What you have to do: Exact reproduction of the data is required, with images excluded.

◆ ◆ ◆

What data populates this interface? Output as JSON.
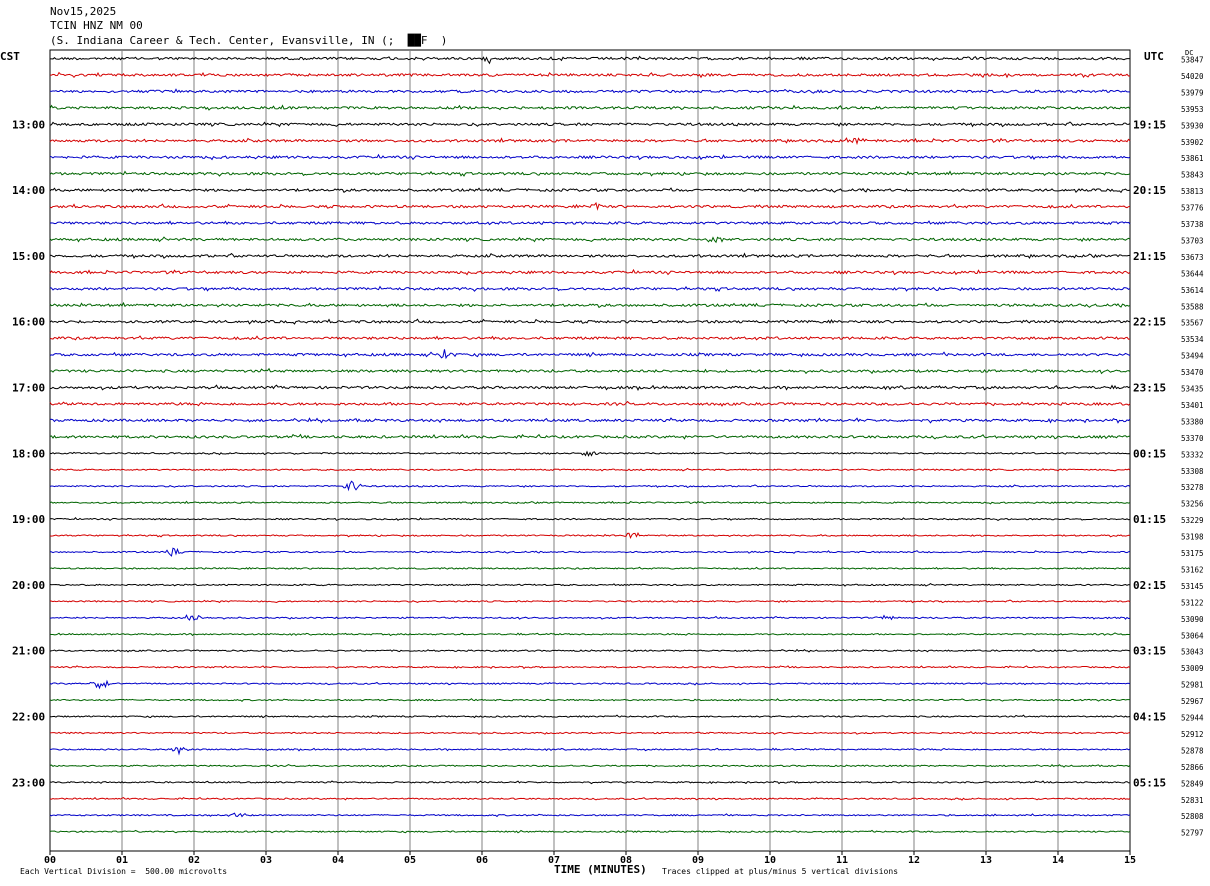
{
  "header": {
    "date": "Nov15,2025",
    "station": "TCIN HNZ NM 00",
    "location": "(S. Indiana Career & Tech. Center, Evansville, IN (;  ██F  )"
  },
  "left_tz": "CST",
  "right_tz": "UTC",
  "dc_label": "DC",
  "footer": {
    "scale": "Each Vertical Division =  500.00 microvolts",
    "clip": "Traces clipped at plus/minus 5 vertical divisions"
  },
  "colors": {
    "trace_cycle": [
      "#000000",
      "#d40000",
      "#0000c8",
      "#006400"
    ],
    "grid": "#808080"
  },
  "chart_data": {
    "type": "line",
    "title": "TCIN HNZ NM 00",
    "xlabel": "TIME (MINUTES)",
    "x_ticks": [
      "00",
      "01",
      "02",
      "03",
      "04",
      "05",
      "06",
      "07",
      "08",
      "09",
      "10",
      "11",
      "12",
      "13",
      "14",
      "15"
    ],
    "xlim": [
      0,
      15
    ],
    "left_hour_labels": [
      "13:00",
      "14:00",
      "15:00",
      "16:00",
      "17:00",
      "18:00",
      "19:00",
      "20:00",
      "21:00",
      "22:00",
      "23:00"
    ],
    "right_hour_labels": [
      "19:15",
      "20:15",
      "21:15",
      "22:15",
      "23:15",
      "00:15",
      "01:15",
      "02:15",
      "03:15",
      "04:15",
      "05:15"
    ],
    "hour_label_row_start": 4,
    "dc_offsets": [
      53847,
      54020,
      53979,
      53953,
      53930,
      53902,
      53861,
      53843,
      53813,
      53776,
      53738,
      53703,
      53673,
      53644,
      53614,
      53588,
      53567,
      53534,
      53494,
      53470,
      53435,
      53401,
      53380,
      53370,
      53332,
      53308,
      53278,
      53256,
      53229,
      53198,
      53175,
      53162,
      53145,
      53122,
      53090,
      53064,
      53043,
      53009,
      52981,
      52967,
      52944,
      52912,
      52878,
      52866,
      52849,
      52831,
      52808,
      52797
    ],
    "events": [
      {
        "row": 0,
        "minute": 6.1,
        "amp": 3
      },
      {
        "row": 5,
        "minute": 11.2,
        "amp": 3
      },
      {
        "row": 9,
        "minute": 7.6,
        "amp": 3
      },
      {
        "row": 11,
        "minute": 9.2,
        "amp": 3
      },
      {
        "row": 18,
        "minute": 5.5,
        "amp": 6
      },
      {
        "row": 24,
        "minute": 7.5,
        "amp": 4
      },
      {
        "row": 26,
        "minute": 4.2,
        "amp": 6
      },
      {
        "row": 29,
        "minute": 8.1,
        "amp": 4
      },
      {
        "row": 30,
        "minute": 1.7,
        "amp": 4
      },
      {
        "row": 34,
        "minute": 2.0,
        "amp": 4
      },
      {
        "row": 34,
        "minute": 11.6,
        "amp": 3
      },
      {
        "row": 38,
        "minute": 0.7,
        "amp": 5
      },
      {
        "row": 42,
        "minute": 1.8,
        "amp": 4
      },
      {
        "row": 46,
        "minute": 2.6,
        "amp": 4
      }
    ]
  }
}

◆ ◆ ◆

Output for this task:
What data populates this interface? Output as JSON.
{
  "header": {
    "date": "Nov15,2025",
    "station": "TCIN HNZ NM 00",
    "location": "(S. Indiana Career & Tech. Center, Evansville, IN (;  ██F  )"
  },
  "left_tz": "CST",
  "right_tz": "UTC",
  "dc_label": "DC",
  "footer": {
    "scale": "Each Vertical Division =  500.00 microvolts",
    "clip": "Traces clipped at plus/minus 5 vertical divisions"
  },
  "colors": {
    "trace_cycle": [
      "#000000",
      "#d40000",
      "#0000c8",
      "#006400"
    ],
    "grid": "#808080"
  },
  "chart_data": {
    "type": "line",
    "title": "TCIN HNZ NM 00",
    "xlabel": "TIME (MINUTES)",
    "x_ticks": [
      "00",
      "01",
      "02",
      "03",
      "04",
      "05",
      "06",
      "07",
      "08",
      "09",
      "10",
      "11",
      "12",
      "13",
      "14",
      "15"
    ],
    "xlim": [
      0,
      15
    ],
    "left_hour_labels": [
      "13:00",
      "14:00",
      "15:00",
      "16:00",
      "17:00",
      "18:00",
      "19:00",
      "20:00",
      "21:00",
      "22:00",
      "23:00"
    ],
    "right_hour_labels": [
      "19:15",
      "20:15",
      "21:15",
      "22:15",
      "23:15",
      "00:15",
      "01:15",
      "02:15",
      "03:15",
      "04:15",
      "05:15"
    ],
    "hour_label_row_start": 4,
    "dc_offsets": [
      53847,
      54020,
      53979,
      53953,
      53930,
      53902,
      53861,
      53843,
      53813,
      53776,
      53738,
      53703,
      53673,
      53644,
      53614,
      53588,
      53567,
      53534,
      53494,
      53470,
      53435,
      53401,
      53380,
      53370,
      53332,
      53308,
      53278,
      53256,
      53229,
      53198,
      53175,
      53162,
      53145,
      53122,
      53090,
      53064,
      53043,
      53009,
      52981,
      52967,
      52944,
      52912,
      52878,
      52866,
      52849,
      52831,
      52808,
      52797
    ],
    "events": [
      {
        "row": 0,
        "minute": 6.1,
        "amp": 3
      },
      {
        "row": 5,
        "minute": 11.2,
        "amp": 3
      },
      {
        "row": 9,
        "minute": 7.6,
        "amp": 3
      },
      {
        "row": 11,
        "minute": 9.2,
        "amp": 3
      },
      {
        "row": 18,
        "minute": 5.5,
        "amp": 6
      },
      {
        "row": 24,
        "minute": 7.5,
        "amp": 4
      },
      {
        "row": 26,
        "minute": 4.2,
        "amp": 6
      },
      {
        "row": 29,
        "minute": 8.1,
        "amp": 4
      },
      {
        "row": 30,
        "minute": 1.7,
        "amp": 4
      },
      {
        "row": 34,
        "minute": 2.0,
        "amp": 4
      },
      {
        "row": 34,
        "minute": 11.6,
        "amp": 3
      },
      {
        "row": 38,
        "minute": 0.7,
        "amp": 5
      },
      {
        "row": 42,
        "minute": 1.8,
        "amp": 4
      },
      {
        "row": 46,
        "minute": 2.6,
        "amp": 4
      }
    ]
  }
}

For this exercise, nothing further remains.